▶ _Goal of the exercise_
Each record must be retyped in full. No character may differ.

▶ _Data entries_
━━━━━━
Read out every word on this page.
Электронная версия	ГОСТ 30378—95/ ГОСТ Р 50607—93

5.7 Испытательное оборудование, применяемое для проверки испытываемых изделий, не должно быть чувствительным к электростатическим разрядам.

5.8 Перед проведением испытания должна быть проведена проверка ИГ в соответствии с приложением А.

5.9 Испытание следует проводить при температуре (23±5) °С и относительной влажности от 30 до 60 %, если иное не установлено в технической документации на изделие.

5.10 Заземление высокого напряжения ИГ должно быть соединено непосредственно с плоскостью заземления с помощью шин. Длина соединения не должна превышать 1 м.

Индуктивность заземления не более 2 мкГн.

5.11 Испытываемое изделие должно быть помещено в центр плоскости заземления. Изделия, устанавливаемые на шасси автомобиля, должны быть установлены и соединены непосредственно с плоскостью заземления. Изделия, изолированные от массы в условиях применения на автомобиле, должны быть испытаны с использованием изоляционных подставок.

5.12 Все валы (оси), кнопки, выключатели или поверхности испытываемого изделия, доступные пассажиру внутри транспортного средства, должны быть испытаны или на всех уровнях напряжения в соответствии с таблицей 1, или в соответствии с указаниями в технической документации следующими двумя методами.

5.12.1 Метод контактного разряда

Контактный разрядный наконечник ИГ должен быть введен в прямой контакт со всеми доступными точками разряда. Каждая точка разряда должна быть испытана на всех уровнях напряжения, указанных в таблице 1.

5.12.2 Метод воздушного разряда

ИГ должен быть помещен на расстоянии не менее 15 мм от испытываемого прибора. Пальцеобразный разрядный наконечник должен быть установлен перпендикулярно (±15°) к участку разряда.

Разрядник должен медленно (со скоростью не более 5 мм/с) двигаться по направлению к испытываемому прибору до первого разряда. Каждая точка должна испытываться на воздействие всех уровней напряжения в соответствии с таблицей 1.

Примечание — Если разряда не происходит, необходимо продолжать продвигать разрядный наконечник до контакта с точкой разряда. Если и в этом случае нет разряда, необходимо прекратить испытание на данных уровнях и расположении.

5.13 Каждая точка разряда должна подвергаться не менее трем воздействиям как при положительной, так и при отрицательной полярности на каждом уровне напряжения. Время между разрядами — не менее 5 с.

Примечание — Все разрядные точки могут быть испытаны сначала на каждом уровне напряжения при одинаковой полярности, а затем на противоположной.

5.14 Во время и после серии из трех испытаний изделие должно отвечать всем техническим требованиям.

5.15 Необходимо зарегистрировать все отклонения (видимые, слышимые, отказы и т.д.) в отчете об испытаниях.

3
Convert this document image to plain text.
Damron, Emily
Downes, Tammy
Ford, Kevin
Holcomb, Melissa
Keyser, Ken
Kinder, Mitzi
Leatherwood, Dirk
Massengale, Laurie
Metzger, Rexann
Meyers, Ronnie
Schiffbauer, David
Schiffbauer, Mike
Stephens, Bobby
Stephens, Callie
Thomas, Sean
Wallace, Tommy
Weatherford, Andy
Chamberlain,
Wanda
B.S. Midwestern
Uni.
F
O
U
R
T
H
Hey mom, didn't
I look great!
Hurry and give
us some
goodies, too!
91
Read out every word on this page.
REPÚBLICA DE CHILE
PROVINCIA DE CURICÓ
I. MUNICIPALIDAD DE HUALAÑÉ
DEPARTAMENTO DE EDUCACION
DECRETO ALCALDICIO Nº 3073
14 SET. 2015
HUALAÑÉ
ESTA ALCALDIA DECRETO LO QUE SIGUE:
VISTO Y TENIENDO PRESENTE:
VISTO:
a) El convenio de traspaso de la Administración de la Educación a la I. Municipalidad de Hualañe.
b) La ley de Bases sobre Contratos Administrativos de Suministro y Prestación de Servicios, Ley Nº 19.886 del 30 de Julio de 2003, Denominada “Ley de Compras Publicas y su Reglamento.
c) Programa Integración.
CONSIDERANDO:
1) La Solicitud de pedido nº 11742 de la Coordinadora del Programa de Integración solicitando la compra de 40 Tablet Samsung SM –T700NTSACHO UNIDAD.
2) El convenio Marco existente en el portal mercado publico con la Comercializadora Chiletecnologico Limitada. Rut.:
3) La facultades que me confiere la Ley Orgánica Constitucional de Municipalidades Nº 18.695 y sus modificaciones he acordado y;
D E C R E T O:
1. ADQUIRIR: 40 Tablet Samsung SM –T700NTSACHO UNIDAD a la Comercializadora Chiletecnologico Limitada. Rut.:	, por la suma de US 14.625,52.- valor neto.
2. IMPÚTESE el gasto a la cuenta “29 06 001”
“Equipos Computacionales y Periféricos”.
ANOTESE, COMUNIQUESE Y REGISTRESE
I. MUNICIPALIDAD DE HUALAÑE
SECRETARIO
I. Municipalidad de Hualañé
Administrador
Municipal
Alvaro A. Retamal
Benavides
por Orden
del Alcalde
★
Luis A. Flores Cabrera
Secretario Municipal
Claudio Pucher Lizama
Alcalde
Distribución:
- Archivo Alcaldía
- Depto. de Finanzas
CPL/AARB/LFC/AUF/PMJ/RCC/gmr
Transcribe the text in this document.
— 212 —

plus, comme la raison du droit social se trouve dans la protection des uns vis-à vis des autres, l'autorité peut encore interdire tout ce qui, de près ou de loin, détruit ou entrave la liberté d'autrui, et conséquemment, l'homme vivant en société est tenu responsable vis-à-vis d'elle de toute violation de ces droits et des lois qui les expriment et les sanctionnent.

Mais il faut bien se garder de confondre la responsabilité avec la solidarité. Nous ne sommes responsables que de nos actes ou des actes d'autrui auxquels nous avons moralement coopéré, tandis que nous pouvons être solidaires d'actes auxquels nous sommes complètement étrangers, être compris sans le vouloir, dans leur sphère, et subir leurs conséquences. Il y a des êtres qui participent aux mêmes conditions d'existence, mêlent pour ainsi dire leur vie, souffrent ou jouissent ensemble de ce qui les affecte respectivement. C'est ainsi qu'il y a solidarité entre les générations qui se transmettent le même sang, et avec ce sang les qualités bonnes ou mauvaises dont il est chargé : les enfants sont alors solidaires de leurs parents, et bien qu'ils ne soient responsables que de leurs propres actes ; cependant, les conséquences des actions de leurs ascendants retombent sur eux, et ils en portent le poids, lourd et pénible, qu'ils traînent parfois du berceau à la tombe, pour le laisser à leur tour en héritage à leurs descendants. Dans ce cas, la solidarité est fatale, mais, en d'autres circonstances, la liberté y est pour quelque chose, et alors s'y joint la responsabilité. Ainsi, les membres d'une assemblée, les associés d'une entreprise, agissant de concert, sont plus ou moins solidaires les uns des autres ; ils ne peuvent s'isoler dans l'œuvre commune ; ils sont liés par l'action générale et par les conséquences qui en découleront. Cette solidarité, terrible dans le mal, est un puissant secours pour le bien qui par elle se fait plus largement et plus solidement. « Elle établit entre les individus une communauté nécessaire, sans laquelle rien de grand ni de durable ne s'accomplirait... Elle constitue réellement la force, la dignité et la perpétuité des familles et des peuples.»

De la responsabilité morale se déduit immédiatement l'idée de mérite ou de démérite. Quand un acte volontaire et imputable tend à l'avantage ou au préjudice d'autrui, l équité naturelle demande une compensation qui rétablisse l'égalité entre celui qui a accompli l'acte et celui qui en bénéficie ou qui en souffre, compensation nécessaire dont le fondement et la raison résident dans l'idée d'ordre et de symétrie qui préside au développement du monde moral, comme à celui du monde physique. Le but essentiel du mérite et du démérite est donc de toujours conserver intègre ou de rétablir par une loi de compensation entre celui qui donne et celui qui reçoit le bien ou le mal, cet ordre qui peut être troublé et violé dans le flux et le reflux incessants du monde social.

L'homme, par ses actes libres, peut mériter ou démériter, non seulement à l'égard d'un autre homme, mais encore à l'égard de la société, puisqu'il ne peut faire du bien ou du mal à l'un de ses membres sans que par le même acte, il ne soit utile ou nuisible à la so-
━━━━━━
▶ _Written solution_
Read out every word on this page.
Электронная версия	ГОСТ 30378—95/ ГОСТ Р 50607—93

5.7 Испытательное оборудование, применяемое для проверки испытываемых изделий, не должно быть чувствительным к электростатическим разрядам.

5.8 Перед проведением испытания должна быть проведена проверка ИГ в соответствии с приложением А.

5.9 Испытание следует проводить при температуре (23±5) °С и относительной влажности от 30 до 60 %, если иное не установлено в технической документации на изделие.

5.10 Заземление высокого напряжения ИГ должно быть соединено непосредственно с плоскостью заземления с помощью шин. Длина соединения не должна превышать 1 м.

Индуктивность заземления не более 2 мкГн.

5.11 Испытываемое изделие должно быть помещено в центр плоскости заземления. Изделия, устанавливаемые на шасси автомобиля, должны быть установлены и соединены непосредственно с плоскостью заземления. Изделия, изолированные от массы в условиях применения на автомобиле, должны быть испытаны с использованием изоляционных подставок.

5.12 Все валы (оси), кнопки, выключатели или поверхности испытываемого изделия, доступные пассажиру внутри транспортного средства, должны быть испытаны или на всех уровнях напряжения в соответствии с таблицей 1, или в соответствии с указаниями в технической документации следующими двумя методами.

5.12.1 Метод контактного разряда

Контактный разрядный наконечник ИГ должен быть введен в прямой контакт со всеми доступными точками разряда. Каждая точка разряда должна быть испытана на всех уровнях напряжения, указанных в таблице 1.

5.12.2 Метод воздушного разряда

ИГ должен быть помещен на расстоянии не менее 15 мм от испытываемого прибора. Пальцеобразный разрядный наконечник должен быть установлен перпендикулярно (±15°) к участку разряда.

Разрядник должен медленно (со скоростью не более 5 мм/с) двигаться по направлению к испытываемому прибору до первого разряда. Каждая точка должна испытываться на воздействие всех уровней напряжения в соответствии с таблицей 1.

Примечание — Если разряда не происходит, необходимо продолжать продвигать разрядный наконечник до контакта с точкой разряда. Если и в этом случае нет разряда, необходимо прекратить испытание на данных уровнях и расположении.

5.13 Каждая точка разряда должна подвергаться не менее трем воздействиям как при положительной, так и при отрицательной полярности на каждом уровне напряжения. Время между разрядами — не менее 5 с.

Примечание — Все разрядные точки могут быть испытаны сначала на каждом уровне напряжения при одинаковой полярности, а затем на противоположной.

5.14 Во время и после серии из трех испытаний изделие должно отвечать всем техническим требованиям.

5.15 Необходимо зарегистрировать все отклонения (видимые, слышимые, отказы и т.д.) в отчете об испытаниях.

3
Convert this document image to plain text.
Damron, Emily
Downes, Tammy
Ford, Kevin
Holcomb, Melissa
Keyser, Ken
Kinder, Mitzi
Leatherwood, Dirk
Massengale, Laurie
Metzger, Rexann
Meyers, Ronnie
Schiffbauer, David
Schiffbauer, Mike
Stephens, Bobby
Stephens, Callie
Thomas, Sean
Wallace, Tommy
Weatherford, Andy
Chamberlain,
Wanda
B.S. Midwestern
Uni.
F
O
U
R
T
H
Hey mom, didn't
I look great!
Hurry and give
us some
goodies, too!
91
Read out every word on this page.
REPÚBLICA DE CHILE
PROVINCIA DE CURICÓ
I. MUNICIPALIDAD DE HUALAÑÉ
DEPARTAMENTO DE EDUCACION
DECRETO ALCALDICIO Nº 3073
14 SET. 2015
HUALAÑÉ
ESTA ALCALDIA DECRETO LO QUE SIGUE:
VISTO Y TENIENDO PRESENTE:
VISTO:
a) El convenio de traspaso de la Administración de la Educación a la I. Municipalidad de Hualañe.
b) La ley de Bases sobre Contratos Administrativos de Suministro y Prestación de Servicios, Ley Nº 19.886 del 30 de Julio de 2003, Denominada “Ley de Compras Publicas y su Reglamento.
c) Programa Integración.
CONSIDERANDO:
1) La Solicitud de pedido nº 11742 de la Coordinadora del Programa de Integración solicitando la compra de 40 Tablet Samsung SM –T700NTSACHO UNIDAD.
2) El convenio Marco existente en el portal mercado publico con la Comercializadora Chiletecnologico Limitada. Rut.:
3) La facultades que me confiere la Ley Orgánica Constitucional de Municipalidades Nº 18.695 y sus modificaciones he acordado y;
D E C R E T O:
1. ADQUIRIR: 40 Tablet Samsung SM –T700NTSACHO UNIDAD a la Comercializadora Chiletecnologico Limitada. Rut.:	, por la suma de US 14.625,52.- valor neto.
2. IMPÚTESE el gasto a la cuenta “29 06 001”
“Equipos Computacionales y Periféricos”.
ANOTESE, COMUNIQUESE Y REGISTRESE
I. MUNICIPALIDAD DE HUALAÑE
SECRETARIO
I. Municipalidad de Hualañé
Administrador
Municipal
Alvaro A. Retamal
Benavides
por Orden
del Alcalde
★
Luis A. Flores Cabrera
Secretario Municipal
Claudio Pucher Lizama
Alcalde
Distribución:
- Archivo Alcaldía
- Depto. de Finanzas
CPL/AARB/LFC/AUF/PMJ/RCC/gmr
Transcribe the text in this document.
— 212 —

plus, comme la raison du droit social se trouve dans la protection des uns vis-à vis des autres, l'autorité peut encore interdire tout ce qui, de près ou de loin, détruit ou entrave la liberté d'autrui, et conséquemment, l'homme vivant en société est tenu responsable vis-à-vis d'elle de toute violation de ces droits et des lois qui les expriment et les sanctionnent.

Mais il faut bien se garder de confondre la responsabilité avec la solidarité. Nous ne sommes responsables que de nos actes ou des actes d'autrui auxquels nous avons moralement coopéré, tandis que nous pouvons être solidaires d'actes auxquels nous sommes complètement étrangers, être compris sans le vouloir, dans leur sphère, et subir leurs conséquences. Il y a des êtres qui participent aux mêmes conditions d'existence, mêlent pour ainsi dire leur vie, souffrent ou jouissent ensemble de ce qui les affecte respectivement. C'est ainsi qu'il y a solidarité entre les générations qui se transmettent le même sang, et avec ce sang les qualités bonnes ou mauvaises dont il est chargé : les enfants sont alors solidaires de leurs parents, et bien qu'ils ne soient responsables que de leurs propres actes ; cependant, les conséquences des actions de leurs ascendants retombent sur eux, et ils en portent le poids, lourd et pénible, qu'ils traînent parfois du berceau à la tombe, pour le laisser à leur tour en héritage à leurs descendants. Dans ce cas, la solidarité est fatale, mais, en d'autres circonstances, la liberté y est pour quelque chose, et alors s'y joint la responsabilité. Ainsi, les membres d'une assemblée, les associés d'une entreprise, agissant de concert, sont plus ou moins solidaires les uns des autres ; ils ne peuvent s'isoler dans l'œuvre commune ; ils sont liés par l'action générale et par les conséquences qui en découleront. Cette solidarité, terrible dans le mal, est un puissant secours pour le bien qui par elle se fait plus largement et plus solidement. « Elle établit entre les individus une communauté nécessaire, sans laquelle rien de grand ni de durable ne s'accomplirait... Elle constitue réellement la force, la dignité et la perpétuité des familles et des peuples.»

De la responsabilité morale se déduit immédiatement l'idée de mérite ou de démérite. Quand un acte volontaire et imputable tend à l'avantage ou au préjudice d'autrui, l équité naturelle demande une compensation qui rétablisse l'égalité entre celui qui a accompli l'acte et celui qui en bénéficie ou qui en souffre, compensation nécessaire dont le fondement et la raison résident dans l'idée d'ordre et de symétrie qui préside au développement du monde moral, comme à celui du monde physique. Le but essentiel du mérite et du démérite est donc de toujours conserver intègre ou de rétablir par une loi de compensation entre celui qui donne et celui qui reçoit le bien ou le mal, cet ordre qui peut être troublé et violé dans le flux et le reflux incessants du monde social.

L'homme, par ses actes libres, peut mériter ou démériter, non seulement à l'égard d'un autre homme, mais encore à l'égard de la société, puisqu'il ne peut faire du bien ou du mal à l'un de ses membres sans que par le même acte, il ne soit utile ou nuisible à la so-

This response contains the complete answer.